#### Document extract:
········

Observation data (J2000.0 (ICRS) epoch)
- Constellation: Centaurus
- Right ascension: 13^{h} 56^{m} 05.38657^{s}
- Declination: −34° 21′ 10.8591″
- Redshift: 0.222928
- Heliocentric radial velocity: 59,531±23 km/s
- Distance: 3.7228 Gly (1.14141 Gpc)
- Group or cluster: PSZ2 G317.79+26.63
- Apparent magnitude (V): 18.5
- Apparent magnitude (B): 17.47
- Absolute magnitude (V): −22.4

Characteristics
- Type: Large elliptical galaxy + Quasar
- Mass: (30±1)×10^{10} M_{☉}
- Size: ~537,000 ly (164.6 kpc) (estimated)
- Apparent size (V): 0.267 × 0.144"

Other designations
- PGC 88936

= PKS 1353−341 =

Compact quasar within a cluster; Centaurus

PKS 1353−341, also known as LEDA 88936, is a quasar (99% chance) located in the southern constellation Centaurus. It has an apparent magnitude of 18.5, making it only visible in powerful telescopes. Based on the object's luminosity, it is estimated to be 3.7 billion light years distant from the Solar System. It is receding from the Milky Way with a heliocentric radial velocity of 66854 km/s.

········

#### Questions to answer:
- 1) According to the text on PKS 1353−341, which group or cluster does the object belong to?
- 2) Decide whether each statement agrees with the text on PKS 1353−341, and back each answer with the deciding words quoted from it: (a) Its apparent magnitude of 18.5 means it can be seen only with powerful telescopes. (b) It lies in the northern constellation Centaurus. (c) Its size is estimated at roughly 537,000 light years.
- 3) Pick up the text on PKS 1353−341 after its final sentence and carry it further.
The data after this text has nothing to do with the work here.

(Stored items from a collection)
········

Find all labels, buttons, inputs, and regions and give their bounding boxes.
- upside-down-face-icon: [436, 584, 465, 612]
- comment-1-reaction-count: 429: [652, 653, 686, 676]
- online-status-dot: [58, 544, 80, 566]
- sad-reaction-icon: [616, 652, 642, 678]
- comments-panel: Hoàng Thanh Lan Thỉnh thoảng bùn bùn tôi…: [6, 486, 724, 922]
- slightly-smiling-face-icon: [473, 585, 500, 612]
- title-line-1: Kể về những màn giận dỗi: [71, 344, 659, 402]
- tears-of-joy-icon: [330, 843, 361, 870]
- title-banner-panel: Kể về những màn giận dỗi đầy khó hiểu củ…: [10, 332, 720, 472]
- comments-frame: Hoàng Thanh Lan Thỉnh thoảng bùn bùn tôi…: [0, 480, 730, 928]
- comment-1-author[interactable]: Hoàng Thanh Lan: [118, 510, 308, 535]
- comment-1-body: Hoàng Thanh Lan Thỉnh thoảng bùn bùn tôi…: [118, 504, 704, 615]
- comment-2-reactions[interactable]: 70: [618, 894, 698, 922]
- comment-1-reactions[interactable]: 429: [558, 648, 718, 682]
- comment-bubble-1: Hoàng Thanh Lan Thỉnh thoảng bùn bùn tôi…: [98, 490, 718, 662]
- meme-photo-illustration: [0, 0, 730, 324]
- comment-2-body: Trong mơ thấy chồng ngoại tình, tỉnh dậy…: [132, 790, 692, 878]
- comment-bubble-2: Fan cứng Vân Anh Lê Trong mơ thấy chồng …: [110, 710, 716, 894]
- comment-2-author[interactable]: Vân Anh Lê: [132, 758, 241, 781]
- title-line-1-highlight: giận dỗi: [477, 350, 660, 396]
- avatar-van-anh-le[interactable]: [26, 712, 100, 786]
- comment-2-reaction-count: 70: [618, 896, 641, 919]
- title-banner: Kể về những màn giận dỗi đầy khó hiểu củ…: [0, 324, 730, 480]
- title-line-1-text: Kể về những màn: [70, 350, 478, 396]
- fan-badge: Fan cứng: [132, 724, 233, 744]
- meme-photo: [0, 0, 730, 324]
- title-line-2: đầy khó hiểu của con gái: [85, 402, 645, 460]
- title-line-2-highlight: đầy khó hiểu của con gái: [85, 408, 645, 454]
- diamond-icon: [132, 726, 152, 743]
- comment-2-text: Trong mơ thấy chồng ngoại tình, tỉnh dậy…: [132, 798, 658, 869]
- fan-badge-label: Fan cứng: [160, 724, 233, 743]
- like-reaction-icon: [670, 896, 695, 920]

········

#### Numbered responses:
- 1) PSZ2 G317.79+26.63

- 2)
(a) Yes: "It has an apparent magnitude of 18.5, making it only visible in powerful telescopes."
(b) No: "located in the southern constellation Centaurus"
(c) Yes: "Size: ~537,000 ly (164.6 kpc) (estimated)"

- 3)
The object was first identified by R.A. Preston in 1985. Before then, it was unnoticed. Analysis in 1998 reveal that it might be relatively dusty based on the quasar's X-ray properties; Long thought to be solitary, the CHiPS (Clusters Hiding in Plain Sight) Survey found PSZ2 G317.79+26.63, a massive galaxy cluster surrounding the quasar. The team analyzed data from the 2MASS, NVSS, ROSAT, SUMSS, and WISE all-sky surveys in order to locate powerful sources of infrared, radio, and X-ray light. The goal was to discover new galaxy clusters that were previously misidentified as isolated sources of X-ray light due to the central quasar's brightness.

As an individual object, PKS 1353−341 has a central mass 300 billion times that of the Sun, which is 1/4 of the Milky Way's mass. It has an absolute magnitude of −22.4 in the blue passband, making it very luminous. The galaxy hosting PKS 1353−341 is a large elliptical galaxy. Typical of quasars, PKS 1353−341 has two jets originating from the center of the galaxy. When combined with the surrounding cluster, both have a mass of 6.9±3.4×10^14 solar mass, making it a thousand times more massive than our own galaxy.